VERIFIQUE SUA COMPREENSÃO:
• a. Responda, com base no texto sobre o aplicativo Motherly:
(i) Que aspectos da saúde as mães e gestantes monitoram ao usar o aplicativo?
(ii) Em que caso a gestante entra no módulo de ativação comportamental?
(iii) Que dados o projeto de pós-doutorado do pesquisador coletou?
• b. Apresente a continuação do texto sobre o aplicativo Motherly, começando logo após a última frase.

TEXTO EXTRAÍDO:
------------------------------------------------
Ao usar o Motherly, as mães e gestantes também monitoram a qualidade do sono e da alimentação, bem como a prática de exercícios físicos, e recebem dicas de como melhorar cada um desses aspectos da saúde.

Personalização

O aplicativo também é personalizado, de modo que as recomendações que cada usuária recebe são diferentes de acordo com seu perfil: a gestante só entrará no módulo de ativação comportamental, por exemplo, caso apresente sintomas depressivos.

Além das funções interativas, Daniel Fatori destaca que o aplicativo possui muito conteúdo informativo e educacional, que ajudam a sanar diversas dúvidas quanto ao período perinatal. “Em vez de ter que procurar na internet ou confiar em grupos de WhatsApp e informações de pessoas leigas, a mãe ou gestante terá acesso a conteúdo exclusivo feito pela nossa equipe de médicos, dentre psicólogos, nutricionistas e outras especialidades”, afirma.

Um dos fatores que influenciaram a criação do Motherly foi o projeto de pós-doutorado do pesquisador, que coletou dados sobre interação entre mães e crianças recém-nascidas via aplicativo de celular. Daniel Fatori revela que, com o estudo, foi possível perceber que, mesmo em regiões pobres e em situação de vulnerabilidade, as mães tinham acesso a smartphones e foram bastante receptivas a esse tipo de interação.
------------------------------------------------
MATERIAL APRESENTADO:

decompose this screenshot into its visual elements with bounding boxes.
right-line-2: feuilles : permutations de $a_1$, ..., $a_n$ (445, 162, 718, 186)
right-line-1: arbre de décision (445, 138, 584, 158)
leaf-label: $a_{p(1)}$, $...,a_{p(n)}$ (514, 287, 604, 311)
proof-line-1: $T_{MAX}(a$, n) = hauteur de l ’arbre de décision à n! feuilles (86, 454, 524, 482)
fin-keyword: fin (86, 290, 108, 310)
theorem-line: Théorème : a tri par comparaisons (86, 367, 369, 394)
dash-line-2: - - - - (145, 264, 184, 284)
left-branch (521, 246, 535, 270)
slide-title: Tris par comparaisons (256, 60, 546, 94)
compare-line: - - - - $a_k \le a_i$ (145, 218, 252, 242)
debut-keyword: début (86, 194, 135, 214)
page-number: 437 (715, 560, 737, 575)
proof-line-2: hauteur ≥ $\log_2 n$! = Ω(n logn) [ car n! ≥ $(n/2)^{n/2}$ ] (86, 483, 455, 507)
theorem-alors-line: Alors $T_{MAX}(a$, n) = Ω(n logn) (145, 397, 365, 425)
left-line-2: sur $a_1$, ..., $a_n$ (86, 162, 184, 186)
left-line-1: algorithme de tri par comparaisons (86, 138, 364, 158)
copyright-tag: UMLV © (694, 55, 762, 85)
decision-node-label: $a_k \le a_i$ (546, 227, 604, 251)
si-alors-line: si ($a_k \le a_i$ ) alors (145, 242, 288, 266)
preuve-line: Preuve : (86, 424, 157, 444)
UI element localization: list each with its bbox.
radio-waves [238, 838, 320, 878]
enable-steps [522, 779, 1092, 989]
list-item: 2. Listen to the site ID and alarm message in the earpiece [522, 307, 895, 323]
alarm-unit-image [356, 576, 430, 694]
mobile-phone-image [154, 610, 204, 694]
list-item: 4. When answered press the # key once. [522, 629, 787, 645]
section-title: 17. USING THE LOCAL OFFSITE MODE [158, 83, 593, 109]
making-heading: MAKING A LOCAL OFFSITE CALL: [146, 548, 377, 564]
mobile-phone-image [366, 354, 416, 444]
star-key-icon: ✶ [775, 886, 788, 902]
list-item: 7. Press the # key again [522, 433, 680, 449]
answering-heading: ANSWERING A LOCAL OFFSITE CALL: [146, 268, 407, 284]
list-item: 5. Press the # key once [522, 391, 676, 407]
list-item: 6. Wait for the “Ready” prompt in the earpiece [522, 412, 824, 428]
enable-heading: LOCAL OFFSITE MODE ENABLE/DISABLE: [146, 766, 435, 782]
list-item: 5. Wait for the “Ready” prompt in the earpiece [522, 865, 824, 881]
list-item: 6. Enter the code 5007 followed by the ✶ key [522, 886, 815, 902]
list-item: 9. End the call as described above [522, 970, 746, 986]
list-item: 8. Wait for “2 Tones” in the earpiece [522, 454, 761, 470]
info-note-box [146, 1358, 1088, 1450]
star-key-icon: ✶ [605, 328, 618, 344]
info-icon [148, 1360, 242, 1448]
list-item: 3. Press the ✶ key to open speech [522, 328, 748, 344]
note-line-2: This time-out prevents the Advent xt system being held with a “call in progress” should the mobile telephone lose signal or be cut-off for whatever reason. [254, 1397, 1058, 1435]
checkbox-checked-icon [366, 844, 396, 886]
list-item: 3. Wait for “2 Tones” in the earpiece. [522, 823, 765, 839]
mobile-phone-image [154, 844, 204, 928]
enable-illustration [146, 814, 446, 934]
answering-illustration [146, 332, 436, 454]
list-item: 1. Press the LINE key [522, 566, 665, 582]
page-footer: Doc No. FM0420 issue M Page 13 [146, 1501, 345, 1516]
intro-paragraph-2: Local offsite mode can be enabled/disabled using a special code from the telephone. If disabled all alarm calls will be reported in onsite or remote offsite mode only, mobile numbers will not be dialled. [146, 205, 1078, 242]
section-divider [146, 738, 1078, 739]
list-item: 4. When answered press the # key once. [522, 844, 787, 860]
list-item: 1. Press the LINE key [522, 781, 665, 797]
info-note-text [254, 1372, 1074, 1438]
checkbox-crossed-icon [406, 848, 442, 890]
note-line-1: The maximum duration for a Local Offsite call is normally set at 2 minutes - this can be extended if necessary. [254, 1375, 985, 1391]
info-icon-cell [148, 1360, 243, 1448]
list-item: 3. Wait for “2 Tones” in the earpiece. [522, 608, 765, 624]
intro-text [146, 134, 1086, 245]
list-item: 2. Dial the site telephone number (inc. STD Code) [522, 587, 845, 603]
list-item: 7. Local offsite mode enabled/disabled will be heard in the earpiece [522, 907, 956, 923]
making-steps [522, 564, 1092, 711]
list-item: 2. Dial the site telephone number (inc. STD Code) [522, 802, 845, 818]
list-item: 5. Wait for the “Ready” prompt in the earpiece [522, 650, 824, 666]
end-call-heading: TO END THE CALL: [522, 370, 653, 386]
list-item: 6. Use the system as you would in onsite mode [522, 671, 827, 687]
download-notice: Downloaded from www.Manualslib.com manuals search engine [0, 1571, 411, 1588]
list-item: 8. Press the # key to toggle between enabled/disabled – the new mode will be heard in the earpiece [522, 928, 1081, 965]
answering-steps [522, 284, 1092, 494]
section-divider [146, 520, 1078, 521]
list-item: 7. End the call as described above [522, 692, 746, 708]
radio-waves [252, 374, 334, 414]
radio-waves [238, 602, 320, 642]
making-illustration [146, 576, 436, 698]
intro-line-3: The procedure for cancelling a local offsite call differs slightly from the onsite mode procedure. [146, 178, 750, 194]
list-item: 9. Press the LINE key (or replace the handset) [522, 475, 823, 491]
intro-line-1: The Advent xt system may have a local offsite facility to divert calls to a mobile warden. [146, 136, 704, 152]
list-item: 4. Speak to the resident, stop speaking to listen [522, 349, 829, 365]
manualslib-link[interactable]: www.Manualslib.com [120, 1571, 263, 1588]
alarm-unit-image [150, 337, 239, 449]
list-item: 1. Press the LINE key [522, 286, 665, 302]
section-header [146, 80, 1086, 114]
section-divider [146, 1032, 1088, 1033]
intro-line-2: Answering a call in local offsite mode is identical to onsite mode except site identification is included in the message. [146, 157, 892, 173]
------------------------------------------------
RESPOSTAS A SEGUIR:
• a.
(i) A qualidade do sono e da alimentação e a prática de exercícios físicos.
(ii) Caso apresente sintomas depressivos.
(iii) Dados sobre a interação entre mães e crianças recém-nascidas, obtidos por meio de um aplicativo de celular.

• b.
Testes

Daniel Fatori já fazia parte do grupo de pesquisa do professor Guilherme Polanczyk, do Instituto de Psiquiatria (IPq) da USP, que estuda questões relacionadas à primeira infância. Eles decidiram unir as pesquisas à tecnologia, e assim surgiu o Motherly. Além de Fatori e Polanczyk, fazem parte da equipe os psicólogos Adriana Argeu e Pedro Zuccolo, a nutricionista e educadora física Mariana Xavier e a médica pediatra Alicia Matijasevitch.

A fase de testes começa agora. Serão recrutadas mil gestantes entre 16 e 35 anos para participar do estudo. Cada metade delas terá acesso a uma versão do aplicativo: uma mais interativa, que exige participação mais ativa da usuária, e uma mais informativa. As mulheres serão acompanhadas durante a gravidez e os primeiros resultados da pesquisa devem ficar prontos a partir do segundo semestre do ano que vem.

A princípio, o Motherly serve de auxílio para todo o período da gestação e até três meses após o nascimento. Em longo prazo, os pesquisadores querem desenvolver o aplicativo o suficiente para que ele possa ser utilizado até que a criança complete cerca de quatro anos. Os interessados podem obter mais informações sobre a ferramenta pelo site www.motherly.com.br .

Riscos

Além das mulheres, as consequências da depressão podem atingir também os filhos, já que crianças de mães com depressão têm maior risco de nascer com baixo peso, bem como déficit de crescimento e no desenvolvimento cognitivo e motor. Ao longo da vida, elas também têm mais chances de apresentar problemas comportamentais, ter índice escolar ruim e, no futuro, desenvolver transtornos mentais.

“Do ponto de vista psiquiátrico, a depressão na gestação tem uma complexidade própria quanto ao tratamento. Não é qualquer medicamento que pode ser usado. O profissional tem que analisar o custo-benefício de usar alguma medicação”, acrescenta o pesquisador.

Por isso, o mais indicado para gestantes costuma ser a psicoterapia. Acontece que, no Brasil, ter acesso a esse tipo de tratamento é privilégio de poucos. Enquanto o serviço particular tem preços altos para a maioria das pessoas, no Sistema Único de Saúde (SUS), a demanda é muito alta para um baixo número de profissionais.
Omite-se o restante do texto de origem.